DATA PROVIDED start
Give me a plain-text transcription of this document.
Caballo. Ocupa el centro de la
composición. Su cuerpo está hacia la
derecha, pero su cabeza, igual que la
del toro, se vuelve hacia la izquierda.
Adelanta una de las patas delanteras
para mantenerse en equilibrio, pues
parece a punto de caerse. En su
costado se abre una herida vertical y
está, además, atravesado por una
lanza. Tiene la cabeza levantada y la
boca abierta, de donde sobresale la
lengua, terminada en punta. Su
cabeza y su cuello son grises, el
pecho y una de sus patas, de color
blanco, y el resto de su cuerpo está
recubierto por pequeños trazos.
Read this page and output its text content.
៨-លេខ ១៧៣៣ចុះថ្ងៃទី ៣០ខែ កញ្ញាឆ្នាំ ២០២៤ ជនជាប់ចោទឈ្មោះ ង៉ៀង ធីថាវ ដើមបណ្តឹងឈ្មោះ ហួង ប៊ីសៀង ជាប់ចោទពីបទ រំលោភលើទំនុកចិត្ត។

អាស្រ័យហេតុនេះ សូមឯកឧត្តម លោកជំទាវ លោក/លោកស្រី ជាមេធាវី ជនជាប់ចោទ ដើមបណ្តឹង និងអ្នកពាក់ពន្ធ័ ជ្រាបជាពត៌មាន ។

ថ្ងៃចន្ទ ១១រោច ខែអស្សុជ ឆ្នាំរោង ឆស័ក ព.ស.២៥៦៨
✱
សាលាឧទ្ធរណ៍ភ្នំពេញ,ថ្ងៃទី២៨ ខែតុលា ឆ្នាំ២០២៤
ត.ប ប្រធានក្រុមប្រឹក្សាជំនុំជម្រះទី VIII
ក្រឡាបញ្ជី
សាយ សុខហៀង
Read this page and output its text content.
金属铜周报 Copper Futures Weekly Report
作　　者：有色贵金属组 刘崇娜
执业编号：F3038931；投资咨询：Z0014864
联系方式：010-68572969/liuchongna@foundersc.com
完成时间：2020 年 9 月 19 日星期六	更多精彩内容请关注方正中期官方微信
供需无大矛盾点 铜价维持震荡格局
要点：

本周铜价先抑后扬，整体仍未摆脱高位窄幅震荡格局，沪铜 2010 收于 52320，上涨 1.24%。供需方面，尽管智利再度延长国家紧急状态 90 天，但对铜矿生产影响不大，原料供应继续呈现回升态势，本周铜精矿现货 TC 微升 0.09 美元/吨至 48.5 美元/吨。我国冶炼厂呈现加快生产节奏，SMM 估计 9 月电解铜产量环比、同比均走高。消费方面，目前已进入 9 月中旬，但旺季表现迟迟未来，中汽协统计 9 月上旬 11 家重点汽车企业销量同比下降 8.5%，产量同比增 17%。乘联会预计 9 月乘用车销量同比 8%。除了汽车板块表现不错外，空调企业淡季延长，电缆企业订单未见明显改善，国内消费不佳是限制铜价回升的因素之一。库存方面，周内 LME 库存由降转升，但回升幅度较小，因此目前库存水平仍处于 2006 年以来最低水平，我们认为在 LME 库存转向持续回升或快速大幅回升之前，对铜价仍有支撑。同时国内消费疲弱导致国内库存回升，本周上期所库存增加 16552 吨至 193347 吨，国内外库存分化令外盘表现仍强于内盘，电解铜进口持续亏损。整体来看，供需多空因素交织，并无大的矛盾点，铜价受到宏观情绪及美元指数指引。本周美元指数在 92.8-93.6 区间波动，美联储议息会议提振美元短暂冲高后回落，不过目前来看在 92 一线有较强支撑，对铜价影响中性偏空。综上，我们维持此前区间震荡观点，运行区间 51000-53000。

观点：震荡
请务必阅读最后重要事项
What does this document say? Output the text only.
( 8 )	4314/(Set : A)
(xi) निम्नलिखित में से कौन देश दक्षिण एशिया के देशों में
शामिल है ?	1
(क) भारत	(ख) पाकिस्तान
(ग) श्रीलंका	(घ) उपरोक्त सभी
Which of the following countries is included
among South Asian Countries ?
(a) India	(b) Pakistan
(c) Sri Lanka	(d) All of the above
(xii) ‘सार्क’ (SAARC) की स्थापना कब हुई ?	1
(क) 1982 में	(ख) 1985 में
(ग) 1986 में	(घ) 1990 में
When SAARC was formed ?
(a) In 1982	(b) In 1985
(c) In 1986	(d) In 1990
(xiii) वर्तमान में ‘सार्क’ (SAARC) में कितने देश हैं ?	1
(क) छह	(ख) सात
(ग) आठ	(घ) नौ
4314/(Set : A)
DATA PROVIDED end
*WHAT YOU HAVE TO DO*: Copy all of the data. Keep every word exactly as it is.

*TASK SOLUTION*:
Give me a plain-text transcription of this document.
Caballo. Ocupa el centro de la
composición. Su cuerpo está hacia la
derecha, pero su cabeza, igual que la
del toro, se vuelve hacia la izquierda.
Adelanta una de las patas delanteras
para mantenerse en equilibrio, pues
parece a punto de caerse. En su
costado se abre una herida vertical y
está, además, atravesado por una
lanza. Tiene la cabeza levantada y la
boca abierta, de donde sobresale la
lengua, terminada en punta. Su
cabeza y su cuello son grises, el
pecho y una de sus patas, de color
blanco, y el resto de su cuerpo está
recubierto por pequeños trazos.
Read this page and output its text content.
៨-លេខ ១៧៣៣ចុះថ្ងៃទី ៣០ខែ កញ្ញាឆ្នាំ ២០២៤ ជនជាប់ចោទឈ្មោះ ង៉ៀង ធីថាវ ដើមបណ្តឹងឈ្មោះ ហួង ប៊ីសៀង ជាប់ចោទពីបទ រំលោភលើទំនុកចិត្ត។

អាស្រ័យហេតុនេះ សូមឯកឧត្តម លោកជំទាវ លោក/លោកស្រី ជាមេធាវី ជនជាប់ចោទ ដើមបណ្តឹង និងអ្នកពាក់ពន្ធ័ ជ្រាបជាពត៌មាន ។

ថ្ងៃចន្ទ ១១រោច ខែអស្សុជ ឆ្នាំរោង ឆស័ក ព.ស.២៥៦៨
✱
សាលាឧទ្ធរណ៍ភ្នំពេញ,ថ្ងៃទី២៨ ខែតុលា ឆ្នាំ២០២៤
ត.ប ប្រធានក្រុមប្រឹក្សាជំនុំជម្រះទី VIII
ក្រឡាបញ្ជី
សាយ សុខហៀង
Read this page and output its text content.
金属铜周报 Copper Futures Weekly Report
作　　者：有色贵金属组 刘崇娜
执业编号：F3038931；投资咨询：Z0014864
联系方式：010-68572969/liuchongna@foundersc.com
完成时间：2020 年 9 月 19 日星期六	更多精彩内容请关注方正中期官方微信
供需无大矛盾点 铜价维持震荡格局
要点：

本周铜价先抑后扬，整体仍未摆脱高位窄幅震荡格局，沪铜 2010 收于 52320，上涨 1.24%。供需方面，尽管智利再度延长国家紧急状态 90 天，但对铜矿生产影响不大，原料供应继续呈现回升态势，本周铜精矿现货 TC 微升 0.09 美元/吨至 48.5 美元/吨。我国冶炼厂呈现加快生产节奏，SMM 估计 9 月电解铜产量环比、同比均走高。消费方面，目前已进入 9 月中旬，但旺季表现迟迟未来，中汽协统计 9 月上旬 11 家重点汽车企业销量同比下降 8.5%，产量同比增 17%。乘联会预计 9 月乘用车销量同比 8%。除了汽车板块表现不错外，空调企业淡季延长，电缆企业订单未见明显改善，国内消费不佳是限制铜价回升的因素之一。库存方面，周内 LME 库存由降转升，但回升幅度较小，因此目前库存水平仍处于 2006 年以来最低水平，我们认为在 LME 库存转向持续回升或快速大幅回升之前，对铜价仍有支撑。同时国内消费疲弱导致国内库存回升，本周上期所库存增加 16552 吨至 193347 吨，国内外库存分化令外盘表现仍强于内盘，电解铜进口持续亏损。整体来看，供需多空因素交织，并无大的矛盾点，铜价受到宏观情绪及美元指数指引。本周美元指数在 92.8-93.6 区间波动，美联储议息会议提振美元短暂冲高后回落，不过目前来看在 92 一线有较强支撑，对铜价影响中性偏空。综上，我们维持此前区间震荡观点，运行区间 51000-53000。

观点：震荡
请务必阅读最后重要事项
What does this document say? Output the text only.
( 8 )	4314/(Set : A)
(xi) निम्नलिखित में से कौन देश दक्षिण एशिया के देशों में
शामिल है ?	1
(क) भारत	(ख) पाकिस्तान
(ग) श्रीलंका	(घ) उपरोक्त सभी
Which of the following countries is included
among South Asian Countries ?
(a) India	(b) Pakistan
(c) Sri Lanka	(d) All of the above
(xii) ‘सार्क’ (SAARC) की स्थापना कब हुई ?	1
(क) 1982 में	(ख) 1985 में
(ग) 1986 में	(घ) 1990 में
When SAARC was formed ?
(a) In 1982	(b) In 1985
(c) In 1986	(d) In 1990
(xiii) वर्तमान में ‘सार्क’ (SAARC) में कितने देश हैं ?	1
(क) छह	(ख) सात
(ग) आठ	(घ) नौ
4314/(Set : A)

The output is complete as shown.